**EXERCISE**
Search the data for the string "Number" and gather each line it is in.

**DATASET EXTRACT**
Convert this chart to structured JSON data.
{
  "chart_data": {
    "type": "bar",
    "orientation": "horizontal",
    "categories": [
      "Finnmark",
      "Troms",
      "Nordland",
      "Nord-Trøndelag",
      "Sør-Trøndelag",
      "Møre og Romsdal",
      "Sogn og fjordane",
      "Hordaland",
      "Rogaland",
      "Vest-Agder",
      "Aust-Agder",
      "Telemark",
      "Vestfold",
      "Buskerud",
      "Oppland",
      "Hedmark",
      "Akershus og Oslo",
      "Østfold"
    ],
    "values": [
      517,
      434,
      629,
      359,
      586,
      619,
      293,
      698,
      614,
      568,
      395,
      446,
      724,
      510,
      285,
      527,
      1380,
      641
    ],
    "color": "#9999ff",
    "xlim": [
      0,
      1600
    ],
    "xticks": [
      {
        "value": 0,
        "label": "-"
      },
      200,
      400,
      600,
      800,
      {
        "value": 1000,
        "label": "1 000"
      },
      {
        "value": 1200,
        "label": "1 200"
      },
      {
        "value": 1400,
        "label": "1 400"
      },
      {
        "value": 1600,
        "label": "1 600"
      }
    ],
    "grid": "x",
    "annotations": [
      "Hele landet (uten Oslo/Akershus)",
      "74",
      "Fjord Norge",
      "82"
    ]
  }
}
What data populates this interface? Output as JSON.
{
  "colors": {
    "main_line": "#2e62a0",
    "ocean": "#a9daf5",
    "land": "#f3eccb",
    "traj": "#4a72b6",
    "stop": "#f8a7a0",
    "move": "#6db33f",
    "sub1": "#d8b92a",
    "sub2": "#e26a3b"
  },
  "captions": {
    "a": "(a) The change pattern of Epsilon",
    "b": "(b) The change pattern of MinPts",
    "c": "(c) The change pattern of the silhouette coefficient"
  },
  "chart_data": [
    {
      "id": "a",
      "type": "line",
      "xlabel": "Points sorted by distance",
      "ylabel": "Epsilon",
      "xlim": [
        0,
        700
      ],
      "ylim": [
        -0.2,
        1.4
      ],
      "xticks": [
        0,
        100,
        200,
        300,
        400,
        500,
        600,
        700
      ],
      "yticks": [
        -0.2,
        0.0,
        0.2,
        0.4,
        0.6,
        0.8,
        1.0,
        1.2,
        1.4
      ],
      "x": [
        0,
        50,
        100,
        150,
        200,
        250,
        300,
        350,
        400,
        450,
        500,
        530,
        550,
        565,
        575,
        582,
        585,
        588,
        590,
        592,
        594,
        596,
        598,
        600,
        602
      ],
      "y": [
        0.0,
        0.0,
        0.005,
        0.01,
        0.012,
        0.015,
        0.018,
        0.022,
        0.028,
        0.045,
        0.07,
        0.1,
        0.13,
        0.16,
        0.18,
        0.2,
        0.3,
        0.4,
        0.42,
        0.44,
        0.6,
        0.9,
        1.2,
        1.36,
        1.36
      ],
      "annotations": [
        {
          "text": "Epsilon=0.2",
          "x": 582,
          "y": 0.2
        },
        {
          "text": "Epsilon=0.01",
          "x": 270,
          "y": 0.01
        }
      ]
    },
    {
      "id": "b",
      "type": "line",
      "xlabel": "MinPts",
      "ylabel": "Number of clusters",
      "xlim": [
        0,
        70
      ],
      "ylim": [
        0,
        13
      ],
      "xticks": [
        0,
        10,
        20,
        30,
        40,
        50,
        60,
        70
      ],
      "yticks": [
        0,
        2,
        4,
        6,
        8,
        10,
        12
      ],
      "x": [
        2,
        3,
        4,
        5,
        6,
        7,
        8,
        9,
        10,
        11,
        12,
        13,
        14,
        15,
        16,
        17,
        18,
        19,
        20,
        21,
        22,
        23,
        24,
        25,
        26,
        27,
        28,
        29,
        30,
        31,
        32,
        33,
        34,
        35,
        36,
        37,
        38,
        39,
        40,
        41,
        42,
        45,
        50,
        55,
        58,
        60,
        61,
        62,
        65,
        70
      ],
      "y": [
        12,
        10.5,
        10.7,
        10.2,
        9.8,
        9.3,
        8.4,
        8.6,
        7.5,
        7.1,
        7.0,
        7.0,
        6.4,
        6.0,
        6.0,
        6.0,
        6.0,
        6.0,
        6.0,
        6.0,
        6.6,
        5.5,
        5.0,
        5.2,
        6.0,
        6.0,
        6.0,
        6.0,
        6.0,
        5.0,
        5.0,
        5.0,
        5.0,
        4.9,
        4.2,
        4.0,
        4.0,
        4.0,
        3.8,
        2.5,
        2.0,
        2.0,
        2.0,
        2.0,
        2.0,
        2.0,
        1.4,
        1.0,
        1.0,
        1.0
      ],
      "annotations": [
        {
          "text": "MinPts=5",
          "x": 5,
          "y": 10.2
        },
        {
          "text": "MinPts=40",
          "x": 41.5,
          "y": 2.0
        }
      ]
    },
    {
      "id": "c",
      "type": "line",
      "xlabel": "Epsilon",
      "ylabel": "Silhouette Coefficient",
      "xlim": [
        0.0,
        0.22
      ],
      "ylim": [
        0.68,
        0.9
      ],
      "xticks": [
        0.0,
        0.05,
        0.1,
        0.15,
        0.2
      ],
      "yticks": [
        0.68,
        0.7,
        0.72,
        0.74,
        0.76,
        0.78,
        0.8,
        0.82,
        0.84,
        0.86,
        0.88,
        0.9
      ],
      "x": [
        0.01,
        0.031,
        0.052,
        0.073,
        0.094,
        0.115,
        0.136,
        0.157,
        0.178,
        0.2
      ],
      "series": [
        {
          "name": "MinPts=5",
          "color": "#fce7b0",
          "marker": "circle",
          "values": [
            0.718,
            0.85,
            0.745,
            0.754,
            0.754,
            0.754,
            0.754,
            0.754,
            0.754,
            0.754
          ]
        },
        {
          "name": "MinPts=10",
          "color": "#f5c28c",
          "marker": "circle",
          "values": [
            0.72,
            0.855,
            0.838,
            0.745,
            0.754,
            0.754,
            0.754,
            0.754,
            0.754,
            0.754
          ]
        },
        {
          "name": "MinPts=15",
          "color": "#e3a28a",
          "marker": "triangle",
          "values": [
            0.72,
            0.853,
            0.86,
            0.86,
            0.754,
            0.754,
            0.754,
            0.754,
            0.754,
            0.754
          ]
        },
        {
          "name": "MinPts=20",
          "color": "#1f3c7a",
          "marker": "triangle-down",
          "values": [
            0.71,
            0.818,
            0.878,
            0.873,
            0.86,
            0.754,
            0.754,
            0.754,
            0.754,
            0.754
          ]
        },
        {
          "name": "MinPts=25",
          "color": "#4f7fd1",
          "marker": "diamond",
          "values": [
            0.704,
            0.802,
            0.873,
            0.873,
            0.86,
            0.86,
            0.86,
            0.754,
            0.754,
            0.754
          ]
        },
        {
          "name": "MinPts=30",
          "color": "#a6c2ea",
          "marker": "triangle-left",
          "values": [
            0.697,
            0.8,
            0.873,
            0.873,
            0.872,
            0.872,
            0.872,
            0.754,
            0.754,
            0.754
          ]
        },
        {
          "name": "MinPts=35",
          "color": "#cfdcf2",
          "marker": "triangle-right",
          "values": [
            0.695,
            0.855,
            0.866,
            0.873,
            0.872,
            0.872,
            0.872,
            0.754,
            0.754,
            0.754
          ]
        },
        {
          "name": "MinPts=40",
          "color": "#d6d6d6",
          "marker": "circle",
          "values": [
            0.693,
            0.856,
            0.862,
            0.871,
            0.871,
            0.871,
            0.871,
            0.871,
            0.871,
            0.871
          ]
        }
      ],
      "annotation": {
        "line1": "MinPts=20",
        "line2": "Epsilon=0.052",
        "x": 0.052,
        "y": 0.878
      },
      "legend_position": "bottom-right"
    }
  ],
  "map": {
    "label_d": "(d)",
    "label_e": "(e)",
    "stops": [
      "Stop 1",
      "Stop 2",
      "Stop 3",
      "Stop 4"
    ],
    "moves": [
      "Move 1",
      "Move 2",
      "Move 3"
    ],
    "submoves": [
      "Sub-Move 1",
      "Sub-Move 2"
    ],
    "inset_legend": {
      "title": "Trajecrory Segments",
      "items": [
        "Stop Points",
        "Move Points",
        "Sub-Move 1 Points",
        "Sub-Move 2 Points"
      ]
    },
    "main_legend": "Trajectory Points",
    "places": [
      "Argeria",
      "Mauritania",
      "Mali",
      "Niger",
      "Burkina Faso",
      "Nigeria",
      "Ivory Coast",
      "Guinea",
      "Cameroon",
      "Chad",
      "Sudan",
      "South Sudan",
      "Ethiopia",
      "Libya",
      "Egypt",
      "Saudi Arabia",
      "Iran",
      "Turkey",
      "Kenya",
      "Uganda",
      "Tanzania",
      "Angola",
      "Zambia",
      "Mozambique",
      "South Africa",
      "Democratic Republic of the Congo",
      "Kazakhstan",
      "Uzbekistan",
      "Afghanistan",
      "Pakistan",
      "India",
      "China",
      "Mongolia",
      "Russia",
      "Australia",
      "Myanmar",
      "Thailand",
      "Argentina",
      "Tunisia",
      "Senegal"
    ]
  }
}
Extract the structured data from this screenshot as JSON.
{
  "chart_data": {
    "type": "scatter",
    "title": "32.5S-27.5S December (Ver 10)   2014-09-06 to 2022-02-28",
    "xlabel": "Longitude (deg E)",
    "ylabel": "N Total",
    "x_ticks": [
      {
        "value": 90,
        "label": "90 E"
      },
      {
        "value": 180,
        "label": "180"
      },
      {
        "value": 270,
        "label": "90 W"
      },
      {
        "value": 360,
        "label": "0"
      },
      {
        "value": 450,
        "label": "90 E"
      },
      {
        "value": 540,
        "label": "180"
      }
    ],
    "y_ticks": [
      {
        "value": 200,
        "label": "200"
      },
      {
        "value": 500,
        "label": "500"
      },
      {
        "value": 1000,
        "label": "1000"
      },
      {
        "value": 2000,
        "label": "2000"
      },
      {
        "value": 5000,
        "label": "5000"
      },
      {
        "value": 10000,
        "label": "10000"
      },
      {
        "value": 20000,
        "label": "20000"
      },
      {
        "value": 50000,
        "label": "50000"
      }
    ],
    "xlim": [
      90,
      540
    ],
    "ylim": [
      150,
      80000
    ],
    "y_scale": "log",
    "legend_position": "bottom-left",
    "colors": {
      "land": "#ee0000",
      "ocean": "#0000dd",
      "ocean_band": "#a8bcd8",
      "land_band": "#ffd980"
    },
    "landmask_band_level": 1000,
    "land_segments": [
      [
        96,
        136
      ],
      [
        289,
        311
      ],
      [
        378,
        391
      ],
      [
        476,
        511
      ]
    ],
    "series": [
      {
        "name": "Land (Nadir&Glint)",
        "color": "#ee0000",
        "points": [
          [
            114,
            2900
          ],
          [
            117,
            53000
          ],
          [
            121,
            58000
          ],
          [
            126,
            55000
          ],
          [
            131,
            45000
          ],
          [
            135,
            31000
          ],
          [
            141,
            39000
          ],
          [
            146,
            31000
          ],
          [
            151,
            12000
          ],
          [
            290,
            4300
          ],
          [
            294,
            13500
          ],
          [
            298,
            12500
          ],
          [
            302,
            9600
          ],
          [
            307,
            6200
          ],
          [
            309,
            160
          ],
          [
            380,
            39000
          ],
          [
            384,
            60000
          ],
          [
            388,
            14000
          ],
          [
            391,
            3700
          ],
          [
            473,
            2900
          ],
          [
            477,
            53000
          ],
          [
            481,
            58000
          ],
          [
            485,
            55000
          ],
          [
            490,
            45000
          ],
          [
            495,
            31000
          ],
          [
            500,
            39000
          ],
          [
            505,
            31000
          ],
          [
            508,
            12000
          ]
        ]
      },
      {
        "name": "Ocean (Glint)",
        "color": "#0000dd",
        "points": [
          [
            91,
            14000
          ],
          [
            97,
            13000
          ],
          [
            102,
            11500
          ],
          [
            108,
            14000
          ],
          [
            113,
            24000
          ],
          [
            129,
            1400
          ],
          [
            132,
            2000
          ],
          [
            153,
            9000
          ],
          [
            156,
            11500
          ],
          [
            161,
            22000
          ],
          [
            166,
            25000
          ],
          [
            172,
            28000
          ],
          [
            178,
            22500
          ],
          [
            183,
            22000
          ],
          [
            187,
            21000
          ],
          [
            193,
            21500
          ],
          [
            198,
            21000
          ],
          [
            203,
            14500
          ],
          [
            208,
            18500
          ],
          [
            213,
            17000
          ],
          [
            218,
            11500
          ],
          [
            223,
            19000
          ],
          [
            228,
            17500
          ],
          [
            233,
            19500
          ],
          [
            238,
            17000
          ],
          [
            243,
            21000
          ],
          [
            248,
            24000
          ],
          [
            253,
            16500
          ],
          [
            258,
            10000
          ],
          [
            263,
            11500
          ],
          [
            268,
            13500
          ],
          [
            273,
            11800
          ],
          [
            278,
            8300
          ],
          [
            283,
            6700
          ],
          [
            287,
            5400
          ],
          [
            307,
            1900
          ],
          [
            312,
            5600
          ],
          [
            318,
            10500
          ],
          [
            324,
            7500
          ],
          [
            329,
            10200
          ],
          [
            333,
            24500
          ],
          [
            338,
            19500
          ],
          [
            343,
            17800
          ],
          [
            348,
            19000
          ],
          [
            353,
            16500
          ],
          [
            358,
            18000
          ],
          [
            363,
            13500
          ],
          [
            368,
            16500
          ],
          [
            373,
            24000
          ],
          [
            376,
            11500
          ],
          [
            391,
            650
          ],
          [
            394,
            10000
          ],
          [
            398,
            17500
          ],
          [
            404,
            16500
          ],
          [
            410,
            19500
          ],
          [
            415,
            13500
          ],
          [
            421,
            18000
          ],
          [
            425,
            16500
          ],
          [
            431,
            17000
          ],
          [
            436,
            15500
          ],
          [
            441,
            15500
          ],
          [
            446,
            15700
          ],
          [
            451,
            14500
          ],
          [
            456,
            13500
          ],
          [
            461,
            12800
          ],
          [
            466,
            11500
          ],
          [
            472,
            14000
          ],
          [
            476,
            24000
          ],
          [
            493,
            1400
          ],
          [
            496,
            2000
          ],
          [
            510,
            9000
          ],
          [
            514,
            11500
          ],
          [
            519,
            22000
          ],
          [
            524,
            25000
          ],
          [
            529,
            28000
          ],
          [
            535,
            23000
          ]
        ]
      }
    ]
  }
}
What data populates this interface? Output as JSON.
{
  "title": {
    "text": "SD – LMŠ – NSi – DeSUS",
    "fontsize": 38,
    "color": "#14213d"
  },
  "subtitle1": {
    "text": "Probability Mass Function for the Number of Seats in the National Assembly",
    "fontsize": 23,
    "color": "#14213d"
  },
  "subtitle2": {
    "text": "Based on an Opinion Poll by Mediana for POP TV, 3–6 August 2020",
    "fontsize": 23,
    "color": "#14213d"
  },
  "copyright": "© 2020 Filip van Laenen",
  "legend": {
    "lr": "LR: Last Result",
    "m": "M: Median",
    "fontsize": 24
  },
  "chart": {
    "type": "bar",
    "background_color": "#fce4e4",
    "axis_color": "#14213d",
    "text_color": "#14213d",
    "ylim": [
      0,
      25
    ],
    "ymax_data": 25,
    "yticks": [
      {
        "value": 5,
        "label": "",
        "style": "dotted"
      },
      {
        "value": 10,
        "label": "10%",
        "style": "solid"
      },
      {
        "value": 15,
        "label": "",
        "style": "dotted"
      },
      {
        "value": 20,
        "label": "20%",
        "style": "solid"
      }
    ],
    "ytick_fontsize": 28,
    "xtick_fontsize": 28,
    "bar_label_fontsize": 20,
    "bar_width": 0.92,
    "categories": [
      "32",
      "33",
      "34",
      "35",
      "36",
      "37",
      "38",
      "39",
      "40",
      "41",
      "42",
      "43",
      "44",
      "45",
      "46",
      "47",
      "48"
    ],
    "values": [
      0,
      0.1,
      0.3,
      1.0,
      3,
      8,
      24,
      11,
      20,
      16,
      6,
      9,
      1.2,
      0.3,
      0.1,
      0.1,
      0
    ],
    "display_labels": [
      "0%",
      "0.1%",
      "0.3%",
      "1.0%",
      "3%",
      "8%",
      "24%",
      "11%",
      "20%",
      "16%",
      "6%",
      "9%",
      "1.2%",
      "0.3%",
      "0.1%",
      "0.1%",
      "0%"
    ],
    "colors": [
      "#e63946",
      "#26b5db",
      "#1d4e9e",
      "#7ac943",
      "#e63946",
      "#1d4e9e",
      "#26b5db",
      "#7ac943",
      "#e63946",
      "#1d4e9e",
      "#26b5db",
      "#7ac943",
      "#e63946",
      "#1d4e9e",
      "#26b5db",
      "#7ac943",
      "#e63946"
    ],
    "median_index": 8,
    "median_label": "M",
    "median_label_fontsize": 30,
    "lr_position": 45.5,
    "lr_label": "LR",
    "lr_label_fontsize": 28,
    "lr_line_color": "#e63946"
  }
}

**EXPECTED OUTPUT**
      "ylabel": "Number of clusters",
    "text": "Probability Mass Function for the Number of Seats in the National Assembly",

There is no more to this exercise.